RECORDS FOR THIS TASK

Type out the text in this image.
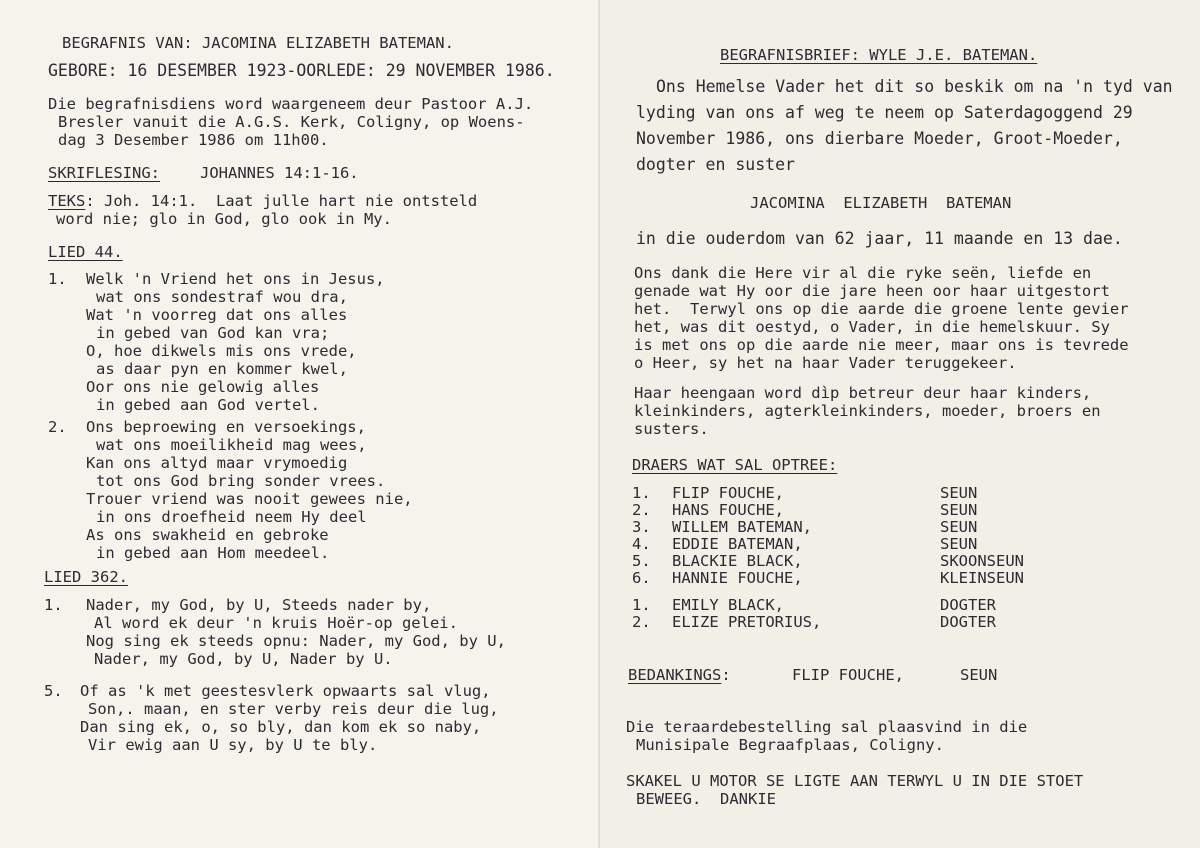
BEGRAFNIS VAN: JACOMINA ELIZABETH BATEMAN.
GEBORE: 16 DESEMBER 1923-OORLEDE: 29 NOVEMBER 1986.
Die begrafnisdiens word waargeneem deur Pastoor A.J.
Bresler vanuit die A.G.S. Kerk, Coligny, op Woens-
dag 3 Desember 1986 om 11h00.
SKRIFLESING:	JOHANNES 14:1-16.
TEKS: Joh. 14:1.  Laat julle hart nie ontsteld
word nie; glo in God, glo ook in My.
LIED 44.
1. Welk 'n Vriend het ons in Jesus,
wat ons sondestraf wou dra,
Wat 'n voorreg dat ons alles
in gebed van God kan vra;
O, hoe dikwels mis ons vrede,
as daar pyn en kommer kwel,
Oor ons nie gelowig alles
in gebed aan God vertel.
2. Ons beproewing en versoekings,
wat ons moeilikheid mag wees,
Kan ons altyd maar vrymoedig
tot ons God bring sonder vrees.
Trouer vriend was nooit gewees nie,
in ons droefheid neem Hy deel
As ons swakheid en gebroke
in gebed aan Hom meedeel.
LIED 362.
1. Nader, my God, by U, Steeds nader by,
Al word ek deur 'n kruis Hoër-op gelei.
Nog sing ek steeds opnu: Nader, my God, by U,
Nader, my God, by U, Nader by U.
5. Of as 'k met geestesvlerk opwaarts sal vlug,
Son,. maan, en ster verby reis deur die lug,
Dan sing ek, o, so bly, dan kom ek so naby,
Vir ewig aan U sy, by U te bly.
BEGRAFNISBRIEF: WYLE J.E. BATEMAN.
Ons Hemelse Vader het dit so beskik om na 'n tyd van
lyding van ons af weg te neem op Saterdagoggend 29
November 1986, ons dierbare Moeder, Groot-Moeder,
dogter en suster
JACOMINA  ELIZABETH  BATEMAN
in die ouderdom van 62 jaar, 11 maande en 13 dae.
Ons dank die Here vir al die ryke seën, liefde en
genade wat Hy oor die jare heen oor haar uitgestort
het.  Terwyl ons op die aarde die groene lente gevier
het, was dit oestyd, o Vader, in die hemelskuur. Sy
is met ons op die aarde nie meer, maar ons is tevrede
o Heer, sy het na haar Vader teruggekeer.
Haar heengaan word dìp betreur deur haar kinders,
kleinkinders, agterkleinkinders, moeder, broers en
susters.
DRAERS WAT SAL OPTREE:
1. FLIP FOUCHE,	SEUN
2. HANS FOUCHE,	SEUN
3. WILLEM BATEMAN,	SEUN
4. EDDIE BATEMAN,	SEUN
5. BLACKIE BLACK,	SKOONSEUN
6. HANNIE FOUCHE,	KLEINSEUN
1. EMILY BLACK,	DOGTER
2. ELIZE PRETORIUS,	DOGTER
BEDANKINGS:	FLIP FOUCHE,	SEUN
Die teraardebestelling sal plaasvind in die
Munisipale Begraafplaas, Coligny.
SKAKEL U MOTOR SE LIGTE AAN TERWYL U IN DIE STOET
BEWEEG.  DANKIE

* * *

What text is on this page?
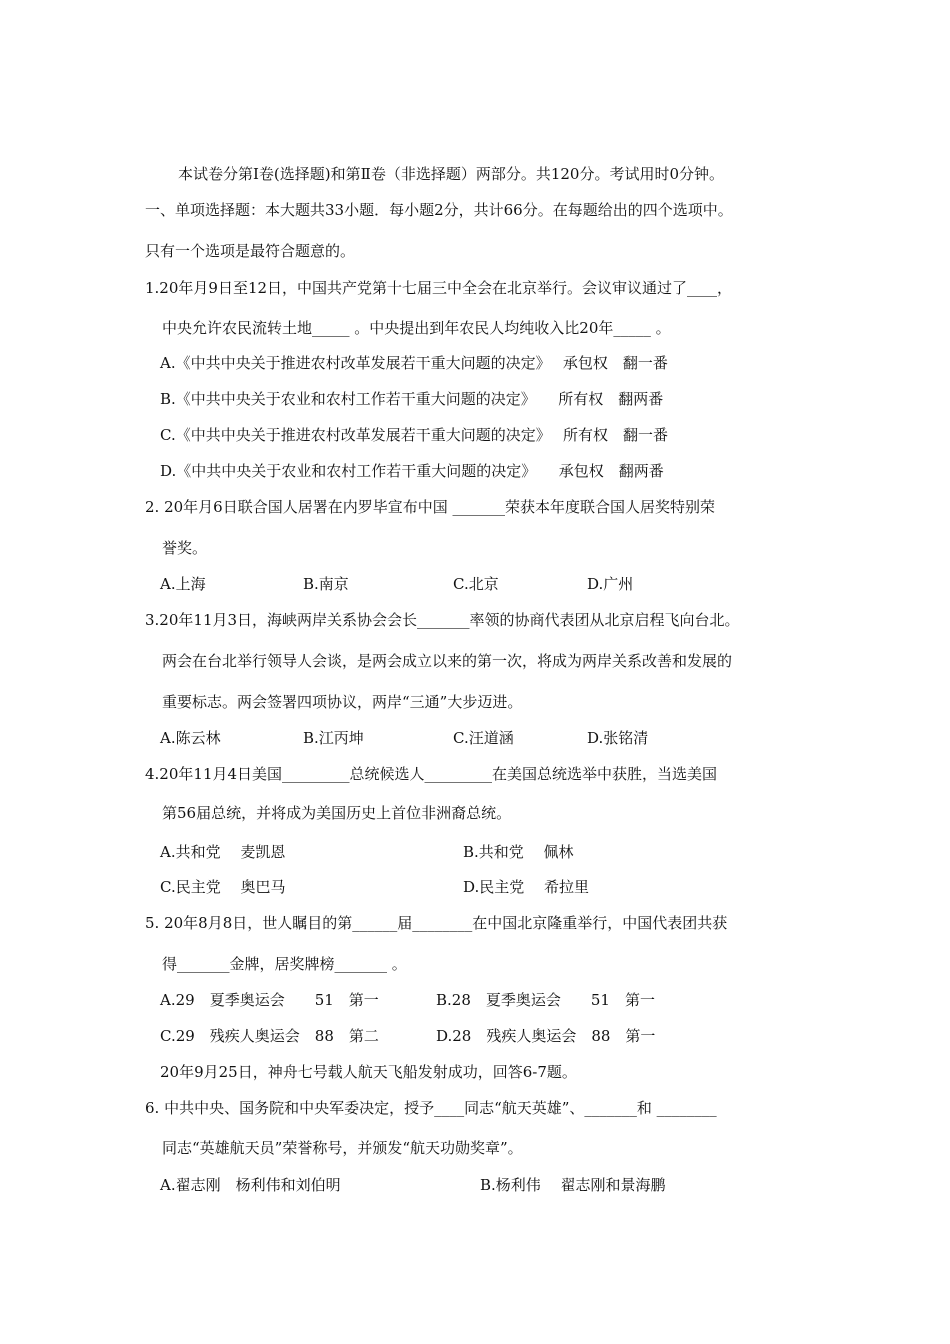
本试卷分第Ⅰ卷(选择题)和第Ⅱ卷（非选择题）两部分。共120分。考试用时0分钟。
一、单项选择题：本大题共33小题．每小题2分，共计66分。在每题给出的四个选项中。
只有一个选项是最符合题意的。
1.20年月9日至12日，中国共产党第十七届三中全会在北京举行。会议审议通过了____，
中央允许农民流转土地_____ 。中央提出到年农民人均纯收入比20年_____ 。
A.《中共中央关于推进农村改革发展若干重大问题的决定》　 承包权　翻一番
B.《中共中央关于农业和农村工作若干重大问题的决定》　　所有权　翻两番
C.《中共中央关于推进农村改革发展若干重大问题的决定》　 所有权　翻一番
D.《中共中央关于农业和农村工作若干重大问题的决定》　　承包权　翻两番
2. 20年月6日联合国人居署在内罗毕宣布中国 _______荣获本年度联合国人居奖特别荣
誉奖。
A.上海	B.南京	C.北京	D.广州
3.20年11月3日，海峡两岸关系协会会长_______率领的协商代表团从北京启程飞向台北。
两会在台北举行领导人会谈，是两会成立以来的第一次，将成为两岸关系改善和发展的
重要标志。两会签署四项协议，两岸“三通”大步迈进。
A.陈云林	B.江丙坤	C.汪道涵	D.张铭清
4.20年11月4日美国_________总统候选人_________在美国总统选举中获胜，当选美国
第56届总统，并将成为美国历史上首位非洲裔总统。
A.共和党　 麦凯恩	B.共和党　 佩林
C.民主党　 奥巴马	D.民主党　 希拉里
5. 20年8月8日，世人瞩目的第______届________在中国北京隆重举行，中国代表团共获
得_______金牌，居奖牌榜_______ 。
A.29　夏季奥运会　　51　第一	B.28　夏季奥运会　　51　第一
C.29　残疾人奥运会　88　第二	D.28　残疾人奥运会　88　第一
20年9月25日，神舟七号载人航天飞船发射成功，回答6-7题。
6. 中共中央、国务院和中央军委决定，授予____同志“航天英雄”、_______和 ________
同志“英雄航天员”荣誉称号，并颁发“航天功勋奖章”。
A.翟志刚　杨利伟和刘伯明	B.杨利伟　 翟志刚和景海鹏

INSTRUCTION
Go through the material line by line. Show each line that contains the string "alles".

FINISHED ANSWER
Wat 'n voorreg dat ons alles
Oor ons nie gelowig alles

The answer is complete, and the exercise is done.